## Texte affiché
"""

L’assuré face à son assureur
Posté le 25 octobre 2024 dans Droit de la responsabilité civile.
Le contrat d’assurance est un accord par lequel l’assureur s’engage, moyennant une prime, à indemniser l’assuré en cas de réalisation d’un risque. Ce contrat est régi par des règles spécifiques qui imposent des obligations tant à l’assuré qu’à l’assureur. Nous revenons dans cet article sur les obligations respectives des parties dans le cadre d’un contrat d’assurance.
1. Les obligations de l’assureur
Les obligations de de l’assureur, comme de l’assuré, dans le cadre d’un contrat d’assurance sont principalement régies par le Code des assurances.
On parle d’abord de l’obligation précontractuelle d’information de l’assureur, c’est-à-dire avant même la conclusion du contrat.
L’article L. 112-2 du Code des assurances impose à l’assureur de fournir à l’assuré une fiche d’information sur le prix et les garanties, ainsi qu’un exemplaire du projet de contrat et de ses pièces annexes ou une notice d’information sur le contrat.

"""

## Lignes enregistrées
"""

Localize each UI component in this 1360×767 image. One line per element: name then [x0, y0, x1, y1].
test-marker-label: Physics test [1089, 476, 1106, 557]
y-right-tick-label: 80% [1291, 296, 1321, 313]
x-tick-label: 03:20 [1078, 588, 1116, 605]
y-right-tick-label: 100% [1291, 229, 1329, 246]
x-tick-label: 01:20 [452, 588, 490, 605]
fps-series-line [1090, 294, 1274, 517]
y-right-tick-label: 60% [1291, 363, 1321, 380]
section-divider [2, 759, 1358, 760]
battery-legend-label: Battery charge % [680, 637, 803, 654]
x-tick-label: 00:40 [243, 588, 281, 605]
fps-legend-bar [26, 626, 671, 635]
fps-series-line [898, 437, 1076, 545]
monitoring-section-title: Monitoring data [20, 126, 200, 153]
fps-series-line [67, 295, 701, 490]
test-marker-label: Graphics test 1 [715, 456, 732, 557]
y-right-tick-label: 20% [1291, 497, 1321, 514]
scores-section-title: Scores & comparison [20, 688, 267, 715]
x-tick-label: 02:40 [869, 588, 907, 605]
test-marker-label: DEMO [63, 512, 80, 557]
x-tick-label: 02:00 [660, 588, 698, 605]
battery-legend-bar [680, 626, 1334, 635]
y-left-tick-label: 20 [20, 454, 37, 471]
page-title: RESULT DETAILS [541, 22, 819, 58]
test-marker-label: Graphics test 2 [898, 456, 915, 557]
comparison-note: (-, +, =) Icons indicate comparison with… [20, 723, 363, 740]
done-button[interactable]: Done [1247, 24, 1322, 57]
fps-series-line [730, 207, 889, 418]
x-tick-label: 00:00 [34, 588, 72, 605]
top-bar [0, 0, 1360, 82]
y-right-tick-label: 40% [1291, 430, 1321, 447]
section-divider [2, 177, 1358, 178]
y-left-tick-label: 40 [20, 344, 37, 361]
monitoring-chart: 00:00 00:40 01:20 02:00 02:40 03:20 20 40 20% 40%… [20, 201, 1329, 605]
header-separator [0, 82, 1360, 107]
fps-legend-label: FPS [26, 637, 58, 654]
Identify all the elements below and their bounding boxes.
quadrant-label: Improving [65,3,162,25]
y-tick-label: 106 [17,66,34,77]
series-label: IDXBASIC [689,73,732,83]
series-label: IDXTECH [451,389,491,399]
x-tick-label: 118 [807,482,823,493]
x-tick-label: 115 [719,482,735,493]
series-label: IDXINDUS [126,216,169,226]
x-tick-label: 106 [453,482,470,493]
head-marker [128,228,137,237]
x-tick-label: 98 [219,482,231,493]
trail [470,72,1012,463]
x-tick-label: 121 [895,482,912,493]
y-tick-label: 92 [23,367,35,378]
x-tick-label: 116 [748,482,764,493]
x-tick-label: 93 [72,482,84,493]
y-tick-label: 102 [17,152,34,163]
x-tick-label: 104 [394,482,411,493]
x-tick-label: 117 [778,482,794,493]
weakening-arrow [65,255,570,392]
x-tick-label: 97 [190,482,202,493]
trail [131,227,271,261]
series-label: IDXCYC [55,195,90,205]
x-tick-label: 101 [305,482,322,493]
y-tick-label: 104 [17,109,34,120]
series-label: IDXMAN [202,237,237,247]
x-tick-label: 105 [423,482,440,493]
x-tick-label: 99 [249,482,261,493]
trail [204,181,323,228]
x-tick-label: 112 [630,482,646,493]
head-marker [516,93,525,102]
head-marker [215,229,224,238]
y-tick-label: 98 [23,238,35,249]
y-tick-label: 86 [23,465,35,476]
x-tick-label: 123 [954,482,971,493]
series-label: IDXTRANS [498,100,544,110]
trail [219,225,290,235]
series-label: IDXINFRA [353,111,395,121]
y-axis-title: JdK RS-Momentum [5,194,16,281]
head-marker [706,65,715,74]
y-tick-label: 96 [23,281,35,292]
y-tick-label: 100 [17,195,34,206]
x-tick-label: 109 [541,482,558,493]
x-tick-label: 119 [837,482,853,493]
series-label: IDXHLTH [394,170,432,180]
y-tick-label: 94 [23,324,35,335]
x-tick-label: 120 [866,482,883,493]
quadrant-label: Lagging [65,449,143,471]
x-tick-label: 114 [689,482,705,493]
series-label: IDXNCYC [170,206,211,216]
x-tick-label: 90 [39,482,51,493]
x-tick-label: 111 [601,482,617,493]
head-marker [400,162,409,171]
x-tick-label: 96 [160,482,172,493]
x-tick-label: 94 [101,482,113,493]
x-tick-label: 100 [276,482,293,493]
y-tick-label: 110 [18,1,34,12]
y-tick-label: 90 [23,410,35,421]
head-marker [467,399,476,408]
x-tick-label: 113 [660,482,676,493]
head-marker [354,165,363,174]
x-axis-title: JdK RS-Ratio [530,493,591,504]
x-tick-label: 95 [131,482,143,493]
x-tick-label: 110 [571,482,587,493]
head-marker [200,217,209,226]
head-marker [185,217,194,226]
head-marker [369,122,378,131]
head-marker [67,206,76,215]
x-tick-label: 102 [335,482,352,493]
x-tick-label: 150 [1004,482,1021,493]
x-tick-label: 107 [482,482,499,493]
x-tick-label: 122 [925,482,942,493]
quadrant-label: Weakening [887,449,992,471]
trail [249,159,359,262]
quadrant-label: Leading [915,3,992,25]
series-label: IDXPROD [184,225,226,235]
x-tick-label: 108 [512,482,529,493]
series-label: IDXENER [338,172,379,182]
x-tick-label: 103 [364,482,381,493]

"""

## Objectif
Reproduisez mot pour mot le passage de l’article sur le contrat d’assurance qui va de « 1. Les obligations » à « conclusion du contrat. ».

## Réponse
1. Les obligations de l’assureur
Les obligations de de l’assureur, comme de l’assuré, dans le cadre d’un contrat d’assurance sont principalement régies par le Code des assurances.
On parle d’abord de l’obligation précontractuelle d’information de l’assureur, c’est-à-dire avant même la conclusion du contrat.